→ **What is being asked**
Please retype the records below exactly, leaving out any pictures.

======== Input records ========

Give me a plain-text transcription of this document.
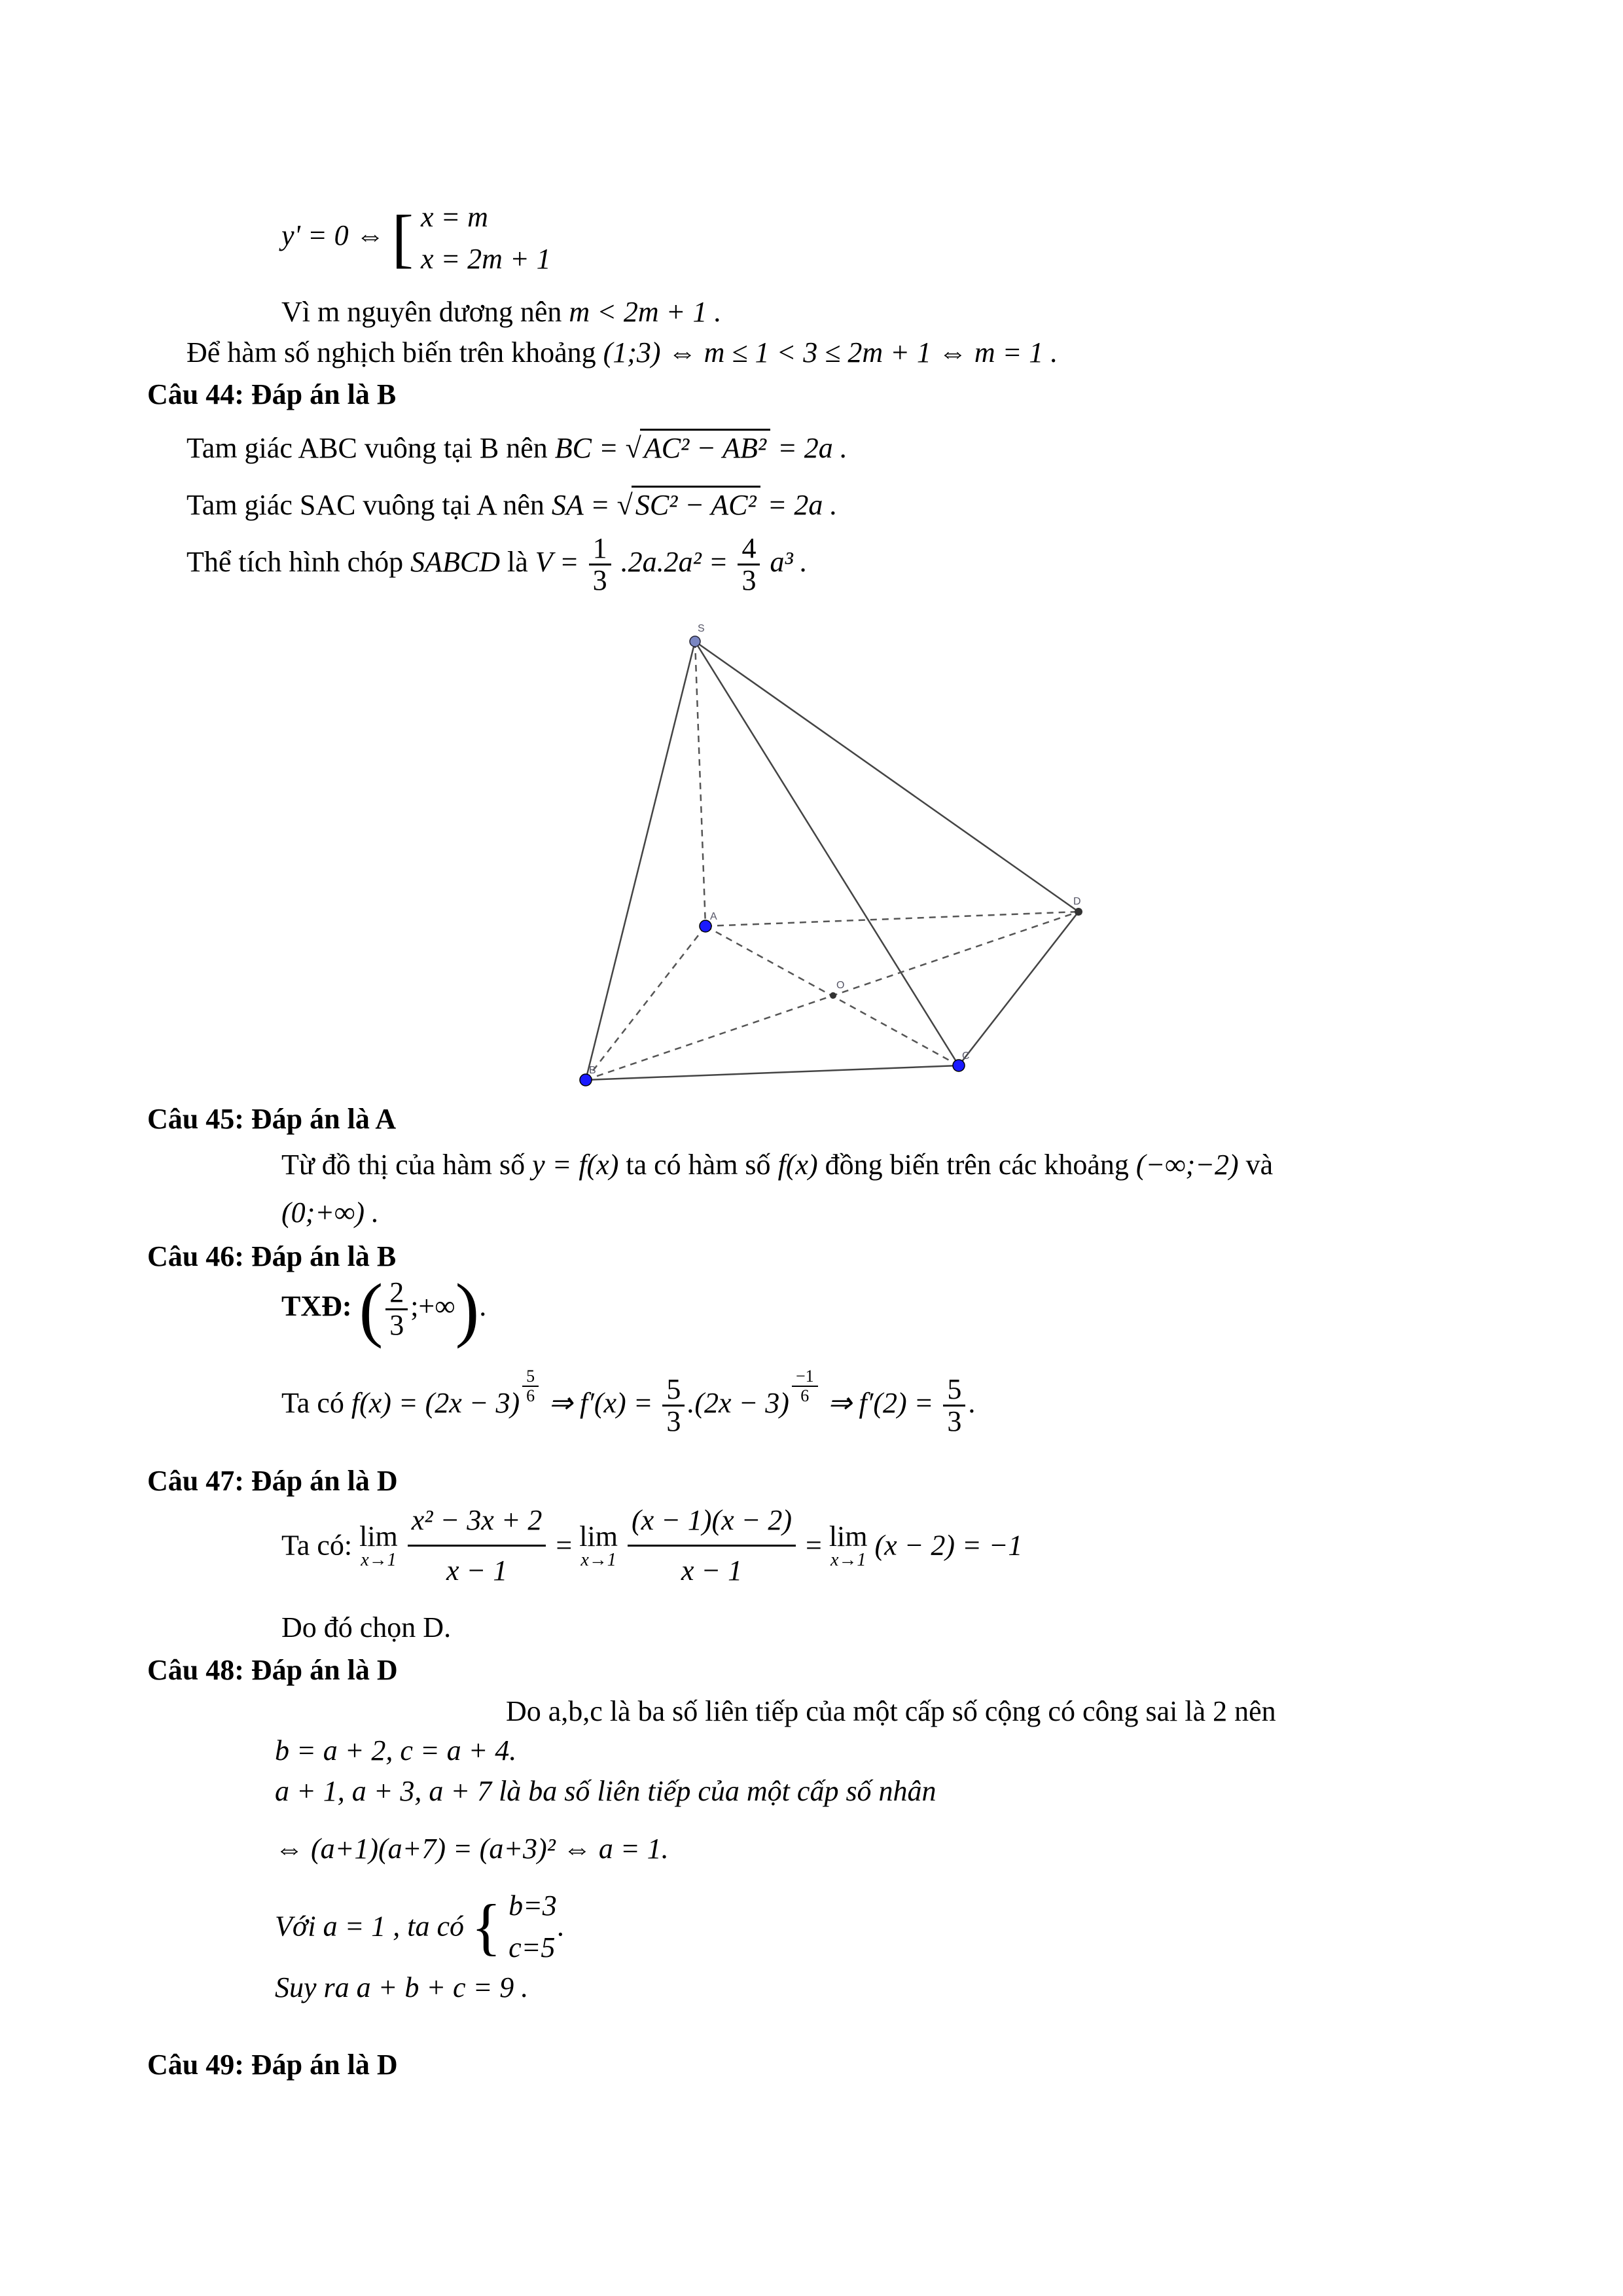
y' = 0 ⇔ [ x = m
x = 2m + 1
Vì m nguyên dương nên m < 2m + 1 .
Để hàm số nghịch biến trên khoảng (1;3) ⇔ m ≤ 1 < 3 ≤ 2m + 1 ⇔ m = 1 .
Câu 44: Đáp án là B
Tam giác ABC vuông tại B nên BC = √AC² − AB² = 2a .
Tam giác SAC vuông tại A nên SA = √SC² − AC² = 2a .
Thể tích hình chóp SABCD là $V = \frac{1}{3} .2a.2a^2 = \frac{4}{3} a^3$ .
S
A
B
C
D
O
Câu 45: Đáp án là A
Từ đồ thị của hàm số y = f(x) ta có hàm số f(x) đồng biến trên các khoảng (−∞;−2) và
(0;+∞) .
Câu 46: Đáp án là B
TXĐ: ( $\frac{2}{3}$ ;+∞).
Ta có $f(x) = (2x - 3) \frac{5}{6}$ ⇒ $f'(x) = \frac{5}{3} .(2x - 3) \frac{-1}{6}$ ⇒ $f'(2) = \frac{5}{3}$ .
Câu 47: Đáp án là D
Ta có: lim
x→1
$\frac{\text{x² − 3x + 2}}{x - 1} = \lim$
x→1
$\frac{(x - 1)(x - 2)}{x - 1} = \lim$
x→1 (x − 2) = −1
Do đó chọn D.
Câu 48: Đáp án là D
Do a,b,c là ba số liên tiếp của một cấp số cộng có công sai là 2 nên
b = a + 2, c = a + 4.
a + 1, a + 3, a + 7 là ba số liên tiếp của một cấp số nhân
⇔ (a+1)(a+7) = (a+3)² ⇔ a = 1.
Với a = 1 , ta có { b=3
c=5
.
Suy ra a + b + c = 9 .
Câu 49: Đáp án là D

========

→ **Final result**
Give me a plain-text transcription of this document.
y' = 0 ⇔ [ x = m
x = 2m + 1
Vì m nguyên dương nên m < 2m + 1 .
Để hàm số nghịch biến trên khoảng (1;3) ⇔ m ≤ 1 < 3 ≤ 2m + 1 ⇔ m = 1 .
Câu 44: Đáp án là B
Tam giác ABC vuông tại B nên BC = √AC² − AB² = 2a .
Tam giác SAC vuông tại A nên SA = √SC² − AC² = 2a .
Thể tích hình chóp SABCD là $V = \frac{1}{3} .2a.2a^2 = \frac{4}{3} a^3$ .
S
A
B
C
D
O
Câu 45: Đáp án là A
Từ đồ thị của hàm số y = f(x) ta có hàm số f(x) đồng biến trên các khoảng (−∞;−2) và
(0;+∞) .
Câu 46: Đáp án là B
TXĐ: ( $\frac{2}{3}$ ;+∞).
Ta có $f(x) = (2x - 3) \frac{5}{6}$ ⇒ $f'(x) = \frac{5}{3} .(2x - 3) \frac{-1}{6}$ ⇒ $f'(2) = \frac{5}{3}$ .
Câu 47: Đáp án là D
Ta có: lim
x→1
$\frac{\text{x² − 3x + 2}}{x - 1} = \lim$
x→1
$\frac{(x - 1)(x - 2)}{x - 1} = \lim$
x→1 (x − 2) = −1
Do đó chọn D.
Câu 48: Đáp án là D
Do a,b,c là ba số liên tiếp của một cấp số cộng có công sai là 2 nên
b = a + 2, c = a + 4.
a + 1, a + 3, a + 7 là ba số liên tiếp của một cấp số nhân
⇔ (a+1)(a+7) = (a+3)² ⇔ a = 1.
Với a = 1 , ta có { b=3
c=5
.
Suy ra a + b + c = 9 .
Câu 49: Đáp án là D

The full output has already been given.